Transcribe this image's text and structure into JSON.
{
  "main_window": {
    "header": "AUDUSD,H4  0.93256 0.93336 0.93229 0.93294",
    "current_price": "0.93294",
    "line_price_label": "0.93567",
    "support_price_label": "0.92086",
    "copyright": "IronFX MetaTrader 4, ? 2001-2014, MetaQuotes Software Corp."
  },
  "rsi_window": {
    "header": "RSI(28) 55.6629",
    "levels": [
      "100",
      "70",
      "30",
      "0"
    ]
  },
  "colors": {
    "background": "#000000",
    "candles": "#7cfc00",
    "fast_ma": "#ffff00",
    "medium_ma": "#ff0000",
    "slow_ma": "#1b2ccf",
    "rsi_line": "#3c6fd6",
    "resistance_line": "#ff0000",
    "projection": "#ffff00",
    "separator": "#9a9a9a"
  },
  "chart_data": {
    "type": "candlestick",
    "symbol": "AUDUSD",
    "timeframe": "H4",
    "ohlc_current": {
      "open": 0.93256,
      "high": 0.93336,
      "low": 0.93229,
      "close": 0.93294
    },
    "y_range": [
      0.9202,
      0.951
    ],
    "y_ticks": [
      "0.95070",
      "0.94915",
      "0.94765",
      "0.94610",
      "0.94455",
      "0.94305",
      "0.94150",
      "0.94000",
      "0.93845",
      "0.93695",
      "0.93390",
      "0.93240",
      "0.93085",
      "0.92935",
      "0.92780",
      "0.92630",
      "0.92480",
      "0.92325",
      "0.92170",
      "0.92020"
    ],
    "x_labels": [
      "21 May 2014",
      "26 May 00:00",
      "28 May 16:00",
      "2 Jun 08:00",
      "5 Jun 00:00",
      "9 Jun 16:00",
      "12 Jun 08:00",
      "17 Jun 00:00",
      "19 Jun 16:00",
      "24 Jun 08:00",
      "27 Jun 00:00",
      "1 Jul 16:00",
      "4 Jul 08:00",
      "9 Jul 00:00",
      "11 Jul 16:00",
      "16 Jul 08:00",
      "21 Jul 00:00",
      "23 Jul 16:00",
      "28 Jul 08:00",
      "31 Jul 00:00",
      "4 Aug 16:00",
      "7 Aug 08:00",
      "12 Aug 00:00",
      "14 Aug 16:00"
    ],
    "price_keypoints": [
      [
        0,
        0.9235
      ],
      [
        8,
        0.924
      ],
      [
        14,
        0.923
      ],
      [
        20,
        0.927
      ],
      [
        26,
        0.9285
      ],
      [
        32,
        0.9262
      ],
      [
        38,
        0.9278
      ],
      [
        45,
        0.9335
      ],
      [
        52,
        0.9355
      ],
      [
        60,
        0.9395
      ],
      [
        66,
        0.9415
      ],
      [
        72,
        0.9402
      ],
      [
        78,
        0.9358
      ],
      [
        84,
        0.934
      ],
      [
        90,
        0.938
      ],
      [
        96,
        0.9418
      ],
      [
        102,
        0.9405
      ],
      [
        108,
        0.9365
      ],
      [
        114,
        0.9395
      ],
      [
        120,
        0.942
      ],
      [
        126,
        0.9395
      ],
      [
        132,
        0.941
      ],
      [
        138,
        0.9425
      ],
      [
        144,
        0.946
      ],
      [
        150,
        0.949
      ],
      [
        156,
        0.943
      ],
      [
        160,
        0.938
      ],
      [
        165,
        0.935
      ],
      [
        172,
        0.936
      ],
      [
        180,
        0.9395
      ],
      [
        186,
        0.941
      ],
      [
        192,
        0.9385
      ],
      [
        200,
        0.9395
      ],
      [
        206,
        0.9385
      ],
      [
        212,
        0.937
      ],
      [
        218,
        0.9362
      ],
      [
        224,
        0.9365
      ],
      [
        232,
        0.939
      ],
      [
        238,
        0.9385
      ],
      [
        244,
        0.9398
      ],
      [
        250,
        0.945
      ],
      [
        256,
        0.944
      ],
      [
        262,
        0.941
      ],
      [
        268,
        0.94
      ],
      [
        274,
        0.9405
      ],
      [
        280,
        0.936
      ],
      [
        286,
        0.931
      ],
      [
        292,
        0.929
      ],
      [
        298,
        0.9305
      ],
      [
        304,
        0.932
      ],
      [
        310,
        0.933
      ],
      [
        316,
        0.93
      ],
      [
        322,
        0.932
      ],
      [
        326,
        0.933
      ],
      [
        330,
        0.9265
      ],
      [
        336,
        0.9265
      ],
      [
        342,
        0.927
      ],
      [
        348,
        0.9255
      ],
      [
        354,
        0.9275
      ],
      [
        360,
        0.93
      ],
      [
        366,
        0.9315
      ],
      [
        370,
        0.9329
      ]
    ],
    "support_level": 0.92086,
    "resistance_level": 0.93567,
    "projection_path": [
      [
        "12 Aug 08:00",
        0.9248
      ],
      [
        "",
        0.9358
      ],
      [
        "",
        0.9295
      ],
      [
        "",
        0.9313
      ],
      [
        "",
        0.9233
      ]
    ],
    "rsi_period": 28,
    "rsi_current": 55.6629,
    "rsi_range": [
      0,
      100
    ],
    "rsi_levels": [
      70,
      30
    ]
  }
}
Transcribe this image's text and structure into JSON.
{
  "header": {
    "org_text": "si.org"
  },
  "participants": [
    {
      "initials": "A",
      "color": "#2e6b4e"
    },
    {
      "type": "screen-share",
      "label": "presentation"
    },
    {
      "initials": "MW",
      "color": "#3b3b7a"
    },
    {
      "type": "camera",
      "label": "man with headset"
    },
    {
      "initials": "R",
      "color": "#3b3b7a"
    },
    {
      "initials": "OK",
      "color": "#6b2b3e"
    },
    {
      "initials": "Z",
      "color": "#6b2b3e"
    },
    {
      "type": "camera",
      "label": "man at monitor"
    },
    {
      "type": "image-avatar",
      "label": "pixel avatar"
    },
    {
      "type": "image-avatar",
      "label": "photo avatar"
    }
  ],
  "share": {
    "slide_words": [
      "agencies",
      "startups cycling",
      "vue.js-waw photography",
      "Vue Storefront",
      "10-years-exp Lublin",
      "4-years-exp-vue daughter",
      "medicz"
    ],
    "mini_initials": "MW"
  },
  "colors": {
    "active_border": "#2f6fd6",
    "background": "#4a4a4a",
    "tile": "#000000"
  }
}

### Job
Exactly reproduce all of the entries.

### Task solution
Transcribe this image's text and structure into JSON.
{
  "main_window": {
    "header": "AUDUSD,H4  0.93256 0.93336 0.93229 0.93294",
    "current_price": "0.93294",
    "line_price_label": "0.93567",
    "support_price_label": "0.92086",
    "copyright": "IronFX MetaTrader 4, ? 2001-2014, MetaQuotes Software Corp."
  },
  "rsi_window": {
    "header": "RSI(28) 55.6629",
    "levels": [
      "100",
      "70",
      "30",
      "0"
    ]
  },
  "colors": {
    "background": "#000000",
    "candles": "#7cfc00",
    "fast_ma": "#ffff00",
    "medium_ma": "#ff0000",
    "slow_ma": "#1b2ccf",
    "rsi_line": "#3c6fd6",
    "resistance_line": "#ff0000",
    "projection": "#ffff00",
    "separator": "#9a9a9a"
  },
  "chart_data": {
    "type": "candlestick",
    "symbol": "AUDUSD",
    "timeframe": "H4",
    "ohlc_current": {
      "open": 0.93256,
      "high": 0.93336,
      "low": 0.93229,
      "close": 0.93294
    },
    "y_range": [
      0.9202,
      0.951
    ],
    "y_ticks": [
      "0.95070",
      "0.94915",
      "0.94765",
      "0.94610",
      "0.94455",
      "0.94305",
      "0.94150",
      "0.94000",
      "0.93845",
      "0.93695",
      "0.93390",
      "0.93240",
      "0.93085",
      "0.92935",
      "0.92780",
      "0.92630",
      "0.92480",
      "0.92325",
      "0.92170",
      "0.92020"
    ],
    "x_labels": [
      "21 May 2014",
      "26 May 00:00",
      "28 May 16:00",
      "2 Jun 08:00",
      "5 Jun 00:00",
      "9 Jun 16:00",
      "12 Jun 08:00",
      "17 Jun 00:00",
      "19 Jun 16:00",
      "24 Jun 08:00",
      "27 Jun 00:00",
      "1 Jul 16:00",
      "4 Jul 08:00",
      "9 Jul 00:00",
      "11 Jul 16:00",
      "16 Jul 08:00",
      "21 Jul 00:00",
      "23 Jul 16:00",
      "28 Jul 08:00",
      "31 Jul 00:00",
      "4 Aug 16:00",
      "7 Aug 08:00",
      "12 Aug 00:00",
      "14 Aug 16:00"
    ],
    "price_keypoints": [
      [
        0,
        0.9235
      ],
      [
        8,
        0.924
      ],
      [
        14,
        0.923
      ],
      [
        20,
        0.927
      ],
      [
        26,
        0.9285
      ],
      [
        32,
        0.9262
      ],
      [
        38,
        0.9278
      ],
      [
        45,
        0.9335
      ],
      [
        52,
        0.9355
      ],
      [
        60,
        0.9395
      ],
      [
        66,
        0.9415
      ],
      [
        72,
        0.9402
      ],
      [
        78,
        0.9358
      ],
      [
        84,
        0.934
      ],
      [
        90,
        0.938
      ],
      [
        96,
        0.9418
      ],
      [
        102,
        0.9405
      ],
      [
        108,
        0.9365
      ],
      [
        114,
        0.9395
      ],
      [
        120,
        0.942
      ],
      [
        126,
        0.9395
      ],
      [
        132,
        0.941
      ],
      [
        138,
        0.9425
      ],
      [
        144,
        0.946
      ],
      [
        150,
        0.949
      ],
      [
        156,
        0.943
      ],
      [
        160,
        0.938
      ],
      [
        165,
        0.935
      ],
      [
        172,
        0.936
      ],
      [
        180,
        0.9395
      ],
      [
        186,
        0.941
      ],
      [
        192,
        0.9385
      ],
      [
        200,
        0.9395
      ],
      [
        206,
        0.9385
      ],
      [
        212,
        0.937
      ],
      [
        218,
        0.9362
      ],
      [
        224,
        0.9365
      ],
      [
        232,
        0.939
      ],
      [
        238,
        0.9385
      ],
      [
        244,
        0.9398
      ],
      [
        250,
        0.945
      ],
      [
        256,
        0.944
      ],
      [
        262,
        0.941
      ],
      [
        268,
        0.94
      ],
      [
        274,
        0.9405
      ],
      [
        280,
        0.936
      ],
      [
        286,
        0.931
      ],
      [
        292,
        0.929
      ],
      [
        298,
        0.9305
      ],
      [
        304,
        0.932
      ],
      [
        310,
        0.933
      ],
      [
        316,
        0.93
      ],
      [
        322,
        0.932
      ],
      [
        326,
        0.933
      ],
      [
        330,
        0.9265
      ],
      [
        336,
        0.9265
      ],
      [
        342,
        0.927
      ],
      [
        348,
        0.9255
      ],
      [
        354,
        0.9275
      ],
      [
        360,
        0.93
      ],
      [
        366,
        0.9315
      ],
      [
        370,
        0.9329
      ]
    ],
    "support_level": 0.92086,
    "resistance_level": 0.93567,
    "projection_path": [
      [
        "12 Aug 08:00",
        0.9248
      ],
      [
        "",
        0.9358
      ],
      [
        "",
        0.9295
      ],
      [
        "",
        0.9313
      ],
      [
        "",
        0.9233
      ]
    ],
    "rsi_period": 28,
    "rsi_current": 55.6629,
    "rsi_range": [
      0,
      100
    ],
    "rsi_levels": [
      70,
      30
    ]
  }
}
Transcribe this image's text and structure into JSON.
{
  "header": {
    "org_text": "si.org"
  },
  "participants": [
    {
      "initials": "A",
      "color": "#2e6b4e"
    },
    {
      "type": "screen-share",
      "label": "presentation"
    },
    {
      "initials": "MW",
      "color": "#3b3b7a"
    },
    {
      "type": "camera",
      "label": "man with headset"
    },
    {
      "initials": "R",
      "color": "#3b3b7a"
    },
    {
      "initials": "OK",
      "color": "#6b2b3e"
    },
    {
      "initials": "Z",
      "color": "#6b2b3e"
    },
    {
      "type": "camera",
      "label": "man at monitor"
    },
    {
      "type": "image-avatar",
      "label": "pixel avatar"
    },
    {
      "type": "image-avatar",
      "label": "photo avatar"
    }
  ],
  "share": {
    "slide_words": [
      "agencies",
      "startups cycling",
      "vue.js-waw photography",
      "Vue Storefront",
      "10-years-exp Lublin",
      "4-years-exp-vue daughter",
      "medicz"
    ],
    "mini_initials": "MW"
  },
  "colors": {
    "active_border": "#2f6fd6",
    "background": "#4a4a4a",
    "tile": "#000000"
  }
}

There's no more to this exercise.